* _DO THIS_: Repeat the material exactly, every line of it.

═══ LISTED RECORDS ═══

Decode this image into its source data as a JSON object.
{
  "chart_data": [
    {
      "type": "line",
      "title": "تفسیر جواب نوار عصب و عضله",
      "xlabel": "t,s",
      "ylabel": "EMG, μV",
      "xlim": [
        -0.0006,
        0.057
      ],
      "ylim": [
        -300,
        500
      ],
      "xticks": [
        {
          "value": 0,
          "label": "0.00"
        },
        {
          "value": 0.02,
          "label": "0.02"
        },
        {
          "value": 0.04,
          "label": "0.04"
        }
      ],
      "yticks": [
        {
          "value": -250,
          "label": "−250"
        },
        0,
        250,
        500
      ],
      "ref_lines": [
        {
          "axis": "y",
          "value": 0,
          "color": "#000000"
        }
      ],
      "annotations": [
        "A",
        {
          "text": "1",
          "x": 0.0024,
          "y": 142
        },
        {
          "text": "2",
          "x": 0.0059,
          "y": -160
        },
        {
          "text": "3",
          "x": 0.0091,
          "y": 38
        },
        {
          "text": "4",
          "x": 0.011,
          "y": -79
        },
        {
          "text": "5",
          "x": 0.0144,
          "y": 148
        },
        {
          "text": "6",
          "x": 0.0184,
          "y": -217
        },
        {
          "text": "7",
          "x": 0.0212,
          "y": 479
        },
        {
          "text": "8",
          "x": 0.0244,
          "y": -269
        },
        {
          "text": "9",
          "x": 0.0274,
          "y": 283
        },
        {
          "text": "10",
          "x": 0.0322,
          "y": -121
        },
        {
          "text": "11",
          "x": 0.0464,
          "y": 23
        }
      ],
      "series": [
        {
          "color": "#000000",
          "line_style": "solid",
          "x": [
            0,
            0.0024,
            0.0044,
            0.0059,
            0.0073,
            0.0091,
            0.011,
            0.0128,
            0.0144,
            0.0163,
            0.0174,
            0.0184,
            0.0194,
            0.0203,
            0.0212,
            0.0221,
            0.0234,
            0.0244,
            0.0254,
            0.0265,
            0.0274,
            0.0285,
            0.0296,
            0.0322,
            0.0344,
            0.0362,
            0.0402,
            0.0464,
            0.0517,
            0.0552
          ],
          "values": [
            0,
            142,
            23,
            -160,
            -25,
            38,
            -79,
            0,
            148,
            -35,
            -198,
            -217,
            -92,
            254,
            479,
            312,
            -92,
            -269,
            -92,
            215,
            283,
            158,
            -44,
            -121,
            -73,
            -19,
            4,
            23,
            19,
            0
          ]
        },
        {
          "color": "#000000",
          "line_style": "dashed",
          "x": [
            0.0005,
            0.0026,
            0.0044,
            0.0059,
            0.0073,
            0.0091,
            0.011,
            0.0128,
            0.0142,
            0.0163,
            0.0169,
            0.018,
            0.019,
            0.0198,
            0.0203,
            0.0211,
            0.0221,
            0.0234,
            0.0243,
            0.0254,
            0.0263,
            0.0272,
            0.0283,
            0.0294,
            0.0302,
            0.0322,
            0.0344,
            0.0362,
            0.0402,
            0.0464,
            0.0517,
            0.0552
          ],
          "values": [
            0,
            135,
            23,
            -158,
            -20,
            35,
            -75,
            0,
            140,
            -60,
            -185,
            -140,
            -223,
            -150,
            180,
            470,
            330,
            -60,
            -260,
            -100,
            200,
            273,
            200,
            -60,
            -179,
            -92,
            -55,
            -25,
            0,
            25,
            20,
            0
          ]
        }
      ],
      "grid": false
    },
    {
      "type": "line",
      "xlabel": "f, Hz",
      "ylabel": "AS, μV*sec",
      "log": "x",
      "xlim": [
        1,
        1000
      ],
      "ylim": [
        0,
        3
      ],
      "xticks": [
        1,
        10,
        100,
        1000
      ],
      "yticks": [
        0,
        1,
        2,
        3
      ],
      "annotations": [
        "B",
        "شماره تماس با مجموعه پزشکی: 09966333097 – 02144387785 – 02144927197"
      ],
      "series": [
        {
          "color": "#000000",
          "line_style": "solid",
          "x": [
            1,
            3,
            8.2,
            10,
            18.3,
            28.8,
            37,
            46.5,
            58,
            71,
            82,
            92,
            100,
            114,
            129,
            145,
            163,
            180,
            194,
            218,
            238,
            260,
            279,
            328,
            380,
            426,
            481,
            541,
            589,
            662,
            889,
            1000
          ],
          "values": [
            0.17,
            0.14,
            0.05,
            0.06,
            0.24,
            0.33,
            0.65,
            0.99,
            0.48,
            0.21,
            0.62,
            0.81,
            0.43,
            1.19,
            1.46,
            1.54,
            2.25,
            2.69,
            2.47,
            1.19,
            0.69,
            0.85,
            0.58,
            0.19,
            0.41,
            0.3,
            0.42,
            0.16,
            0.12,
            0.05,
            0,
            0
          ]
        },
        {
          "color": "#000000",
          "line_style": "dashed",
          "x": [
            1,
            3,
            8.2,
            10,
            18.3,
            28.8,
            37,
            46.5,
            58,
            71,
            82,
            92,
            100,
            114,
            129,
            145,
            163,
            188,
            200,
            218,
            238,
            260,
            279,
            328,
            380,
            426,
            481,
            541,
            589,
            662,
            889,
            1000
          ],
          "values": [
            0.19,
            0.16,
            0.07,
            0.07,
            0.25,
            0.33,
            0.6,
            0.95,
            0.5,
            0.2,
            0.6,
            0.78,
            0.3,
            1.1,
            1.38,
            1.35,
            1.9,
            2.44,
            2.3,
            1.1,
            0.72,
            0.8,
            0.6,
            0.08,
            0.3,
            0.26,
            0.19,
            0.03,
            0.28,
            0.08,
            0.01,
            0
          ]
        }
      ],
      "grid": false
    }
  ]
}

═══

* _THE RESULT_:
Decode this image into its source data as a JSON object.
{
  "chart_data": [
    {
      "type": "line",
      "title": "تفسیر جواب نوار عصب و عضله",
      "xlabel": "t,s",
      "ylabel": "EMG, μV",
      "xlim": [
        -0.0006,
        0.057
      ],
      "ylim": [
        -300,
        500
      ],
      "xticks": [
        {
          "value": 0,
          "label": "0.00"
        },
        {
          "value": 0.02,
          "label": "0.02"
        },
        {
          "value": 0.04,
          "label": "0.04"
        }
      ],
      "yticks": [
        {
          "value": -250,
          "label": "−250"
        },
        0,
        250,
        500
      ],
      "ref_lines": [
        {
          "axis": "y",
          "value": 0,
          "color": "#000000"
        }
      ],
      "annotations": [
        "A",
        {
          "text": "1",
          "x": 0.0024,
          "y": 142
        },
        {
          "text": "2",
          "x": 0.0059,
          "y": -160
        },
        {
          "text": "3",
          "x": 0.0091,
          "y": 38
        },
        {
          "text": "4",
          "x": 0.011,
          "y": -79
        },
        {
          "text": "5",
          "x": 0.0144,
          "y": 148
        },
        {
          "text": "6",
          "x": 0.0184,
          "y": -217
        },
        {
          "text": "7",
          "x": 0.0212,
          "y": 479
        },
        {
          "text": "8",
          "x": 0.0244,
          "y": -269
        },
        {
          "text": "9",
          "x": 0.0274,
          "y": 283
        },
        {
          "text": "10",
          "x": 0.0322,
          "y": -121
        },
        {
          "text": "11",
          "x": 0.0464,
          "y": 23
        }
      ],
      "series": [
        {
          "color": "#000000",
          "line_style": "solid",
          "x": [
            0,
            0.0024,
            0.0044,
            0.0059,
            0.0073,
            0.0091,
            0.011,
            0.0128,
            0.0144,
            0.0163,
            0.0174,
            0.0184,
            0.0194,
            0.0203,
            0.0212,
            0.0221,
            0.0234,
            0.0244,
            0.0254,
            0.0265,
            0.0274,
            0.0285,
            0.0296,
            0.0322,
            0.0344,
            0.0362,
            0.0402,
            0.0464,
            0.0517,
            0.0552
          ],
          "values": [
            0,
            142,
            23,
            -160,
            -25,
            38,
            -79,
            0,
            148,
            -35,
            -198,
            -217,
            -92,
            254,
            479,
            312,
            -92,
            -269,
            -92,
            215,
            283,
            158,
            -44,
            -121,
            -73,
            -19,
            4,
            23,
            19,
            0
          ]
        },
        {
          "color": "#000000",
          "line_style": "dashed",
          "x": [
            0.0005,
            0.0026,
            0.0044,
            0.0059,
            0.0073,
            0.0091,
            0.011,
            0.0128,
            0.0142,
            0.0163,
            0.0169,
            0.018,
            0.019,
            0.0198,
            0.0203,
            0.0211,
            0.0221,
            0.0234,
            0.0243,
            0.0254,
            0.0263,
            0.0272,
            0.0283,
            0.0294,
            0.0302,
            0.0322,
            0.0344,
            0.0362,
            0.0402,
            0.0464,
            0.0517,
            0.0552
          ],
          "values": [
            0,
            135,
            23,
            -158,
            -20,
            35,
            -75,
            0,
            140,
            -60,
            -185,
            -140,
            -223,
            -150,
            180,
            470,
            330,
            -60,
            -260,
            -100,
            200,
            273,
            200,
            -60,
            -179,
            -92,
            -55,
            -25,
            0,
            25,
            20,
            0
          ]
        }
      ],
      "grid": false
    },
    {
      "type": "line",
      "xlabel": "f, Hz",
      "ylabel": "AS, μV*sec",
      "log": "x",
      "xlim": [
        1,
        1000
      ],
      "ylim": [
        0,
        3
      ],
      "xticks": [
        1,
        10,
        100,
        1000
      ],
      "yticks": [
        0,
        1,
        2,
        3
      ],
      "annotations": [
        "B",
        "شماره تماس با مجموعه پزشکی: 09966333097 – 02144387785 – 02144927197"
      ],
      "series": [
        {
          "color": "#000000",
          "line_style": "solid",
          "x": [
            1,
            3,
            8.2,
            10,
            18.3,
            28.8,
            37,
            46.5,
            58,
            71,
            82,
            92,
            100,
            114,
            129,
            145,
            163,
            180,
            194,
            218,
            238,
            260,
            279,
            328,
            380,
            426,
            481,
            541,
            589,
            662,
            889,
            1000
          ],
          "values": [
            0.17,
            0.14,
            0.05,
            0.06,
            0.24,
            0.33,
            0.65,
            0.99,
            0.48,
            0.21,
            0.62,
            0.81,
            0.43,
            1.19,
            1.46,
            1.54,
            2.25,
            2.69,
            2.47,
            1.19,
            0.69,
            0.85,
            0.58,
            0.19,
            0.41,
            0.3,
            0.42,
            0.16,
            0.12,
            0.05,
            0,
            0
          ]
        },
        {
          "color": "#000000",
          "line_style": "dashed",
          "x": [
            1,
            3,
            8.2,
            10,
            18.3,
            28.8,
            37,
            46.5,
            58,
            71,
            82,
            92,
            100,
            114,
            129,
            145,
            163,
            188,
            200,
            218,
            238,
            260,
            279,
            328,
            380,
            426,
            481,
            541,
            589,
            662,
            889,
            1000
          ],
          "values": [
            0.19,
            0.16,
            0.07,
            0.07,
            0.25,
            0.33,
            0.6,
            0.95,
            0.5,
            0.2,
            0.6,
            0.78,
            0.3,
            1.1,
            1.38,
            1.35,
            1.9,
            2.44,
            2.3,
            1.1,
            0.72,
            0.8,
            0.6,
            0.08,
            0.3,
            0.26,
            0.19,
            0.03,
            0.28,
            0.08,
            0.01,
            0
          ]
        }
      ],
      "grid": false
    }
  ]
}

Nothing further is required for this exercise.